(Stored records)
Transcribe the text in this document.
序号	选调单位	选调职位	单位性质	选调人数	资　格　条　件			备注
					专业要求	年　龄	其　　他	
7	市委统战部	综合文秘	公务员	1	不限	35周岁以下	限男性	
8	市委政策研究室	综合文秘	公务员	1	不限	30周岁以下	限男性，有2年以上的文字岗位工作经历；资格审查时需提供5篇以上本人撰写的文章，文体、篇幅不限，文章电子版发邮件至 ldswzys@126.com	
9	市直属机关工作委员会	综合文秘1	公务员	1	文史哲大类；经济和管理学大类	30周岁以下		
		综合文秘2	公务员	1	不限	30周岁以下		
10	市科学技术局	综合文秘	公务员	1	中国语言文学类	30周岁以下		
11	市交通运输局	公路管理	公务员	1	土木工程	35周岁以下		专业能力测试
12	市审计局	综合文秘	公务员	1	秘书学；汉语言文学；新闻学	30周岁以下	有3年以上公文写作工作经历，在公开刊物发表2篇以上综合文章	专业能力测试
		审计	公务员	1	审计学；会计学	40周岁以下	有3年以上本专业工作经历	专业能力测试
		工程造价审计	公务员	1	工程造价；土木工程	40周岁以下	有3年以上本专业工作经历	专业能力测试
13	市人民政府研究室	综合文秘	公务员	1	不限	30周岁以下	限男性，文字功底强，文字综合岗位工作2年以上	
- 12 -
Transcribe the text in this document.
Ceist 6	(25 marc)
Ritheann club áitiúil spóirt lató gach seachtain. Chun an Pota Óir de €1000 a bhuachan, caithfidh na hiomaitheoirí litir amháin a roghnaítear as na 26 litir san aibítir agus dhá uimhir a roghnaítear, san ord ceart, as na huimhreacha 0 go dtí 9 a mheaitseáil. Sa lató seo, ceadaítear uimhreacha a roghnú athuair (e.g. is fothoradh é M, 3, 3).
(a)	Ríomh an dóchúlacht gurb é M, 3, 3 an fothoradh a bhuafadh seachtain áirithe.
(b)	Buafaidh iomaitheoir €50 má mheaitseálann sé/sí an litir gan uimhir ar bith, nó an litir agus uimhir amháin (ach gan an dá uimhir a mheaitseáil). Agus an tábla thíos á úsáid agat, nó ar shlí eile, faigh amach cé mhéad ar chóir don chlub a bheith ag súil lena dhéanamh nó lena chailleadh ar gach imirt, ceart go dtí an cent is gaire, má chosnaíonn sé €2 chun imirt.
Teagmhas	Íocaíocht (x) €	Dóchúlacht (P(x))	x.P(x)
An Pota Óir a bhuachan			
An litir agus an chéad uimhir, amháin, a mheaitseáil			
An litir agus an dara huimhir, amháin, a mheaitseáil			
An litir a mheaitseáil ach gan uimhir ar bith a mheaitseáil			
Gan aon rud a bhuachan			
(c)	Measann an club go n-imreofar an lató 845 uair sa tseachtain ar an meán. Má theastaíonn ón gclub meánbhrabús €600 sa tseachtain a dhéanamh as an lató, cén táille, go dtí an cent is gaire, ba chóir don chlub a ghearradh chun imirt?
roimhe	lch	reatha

● **Work required**
Go through the lines above. Select every one that has the string "土木工程".

● **Finished answer**
11	市交通运输局	公路管理	公务员	1	土木工程	35周岁以下		专业能力测试
		工程造价审计	公务员	1	工程造价；土木工程	40周岁以下	有3年以上本专业工作经历	专业能力测试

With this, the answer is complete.